Excerpt from a dataset
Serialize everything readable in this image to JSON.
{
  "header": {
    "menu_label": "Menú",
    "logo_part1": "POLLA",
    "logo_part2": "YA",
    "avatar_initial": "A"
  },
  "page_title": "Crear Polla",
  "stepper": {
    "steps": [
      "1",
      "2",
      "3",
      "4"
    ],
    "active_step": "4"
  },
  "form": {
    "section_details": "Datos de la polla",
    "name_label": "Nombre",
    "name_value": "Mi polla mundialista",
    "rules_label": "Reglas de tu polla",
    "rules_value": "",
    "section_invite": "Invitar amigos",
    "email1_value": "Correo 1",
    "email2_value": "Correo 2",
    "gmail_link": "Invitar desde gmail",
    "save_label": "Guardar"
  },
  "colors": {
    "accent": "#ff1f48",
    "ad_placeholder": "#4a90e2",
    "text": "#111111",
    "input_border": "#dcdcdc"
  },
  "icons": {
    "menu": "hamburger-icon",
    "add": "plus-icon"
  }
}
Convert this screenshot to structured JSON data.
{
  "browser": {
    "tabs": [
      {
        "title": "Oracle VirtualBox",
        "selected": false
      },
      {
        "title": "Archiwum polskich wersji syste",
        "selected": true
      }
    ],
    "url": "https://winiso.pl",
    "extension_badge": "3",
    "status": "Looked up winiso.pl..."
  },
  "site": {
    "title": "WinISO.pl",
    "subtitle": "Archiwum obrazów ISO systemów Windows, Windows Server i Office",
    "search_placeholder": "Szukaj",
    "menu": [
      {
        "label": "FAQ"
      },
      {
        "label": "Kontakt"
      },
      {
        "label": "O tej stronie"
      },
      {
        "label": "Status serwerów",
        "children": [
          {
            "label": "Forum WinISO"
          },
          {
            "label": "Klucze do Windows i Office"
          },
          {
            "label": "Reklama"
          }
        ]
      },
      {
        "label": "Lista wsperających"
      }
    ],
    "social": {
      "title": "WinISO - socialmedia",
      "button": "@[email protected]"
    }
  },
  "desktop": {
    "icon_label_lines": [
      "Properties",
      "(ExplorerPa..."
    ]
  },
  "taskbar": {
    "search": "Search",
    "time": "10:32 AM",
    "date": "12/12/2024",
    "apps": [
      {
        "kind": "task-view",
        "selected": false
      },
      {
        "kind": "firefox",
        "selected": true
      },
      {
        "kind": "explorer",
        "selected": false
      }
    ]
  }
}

TASK DESCRIPTION
Reproduce the entire listing word for word.

THE OUTPUT
Serialize everything readable in this image to JSON.
{
  "header": {
    "menu_label": "Menú",
    "logo_part1": "POLLA",
    "logo_part2": "YA",
    "avatar_initial": "A"
  },
  "page_title": "Crear Polla",
  "stepper": {
    "steps": [
      "1",
      "2",
      "3",
      "4"
    ],
    "active_step": "4"
  },
  "form": {
    "section_details": "Datos de la polla",
    "name_label": "Nombre",
    "name_value": "Mi polla mundialista",
    "rules_label": "Reglas de tu polla",
    "rules_value": "",
    "section_invite": "Invitar amigos",
    "email1_value": "Correo 1",
    "email2_value": "Correo 2",
    "gmail_link": "Invitar desde gmail",
    "save_label": "Guardar"
  },
  "colors": {
    "accent": "#ff1f48",
    "ad_placeholder": "#4a90e2",
    "text": "#111111",
    "input_border": "#dcdcdc"
  },
  "icons": {
    "menu": "hamburger-icon",
    "add": "plus-icon"
  }
}
Convert this screenshot to structured JSON data.
{
  "browser": {
    "tabs": [
      {
        "title": "Oracle VirtualBox",
        "selected": false
      },
      {
        "title": "Archiwum polskich wersji syste",
        "selected": true
      }
    ],
    "url": "https://winiso.pl",
    "extension_badge": "3",
    "status": "Looked up winiso.pl..."
  },
  "site": {
    "title": "WinISO.pl",
    "subtitle": "Archiwum obrazów ISO systemów Windows, Windows Server i Office",
    "search_placeholder": "Szukaj",
    "menu": [
      {
        "label": "FAQ"
      },
      {
        "label": "Kontakt"
      },
      {
        "label": "O tej stronie"
      },
      {
        "label": "Status serwerów",
        "children": [
          {
            "label": "Forum WinISO"
          },
          {
            "label": "Klucze do Windows i Office"
          },
          {
            "label": "Reklama"
          }
        ]
      },
      {
        "label": "Lista wsperających"
      }
    ],
    "social": {
      "title": "WinISO - socialmedia",
      "button": "@[email protected]"
    }
  },
  "desktop": {
    "icon_label_lines": [
      "Properties",
      "(ExplorerPa..."
    ]
  },
  "taskbar": {
    "search": "Search",
    "time": "10:32 AM",
    "date": "12/12/2024",
    "apps": [
      {
        "kind": "task-view",
        "selected": false
      },
      {
        "kind": "firefox",
        "selected": true
      },
      {
        "kind": "explorer",
        "selected": false
      }
    ]
  }
}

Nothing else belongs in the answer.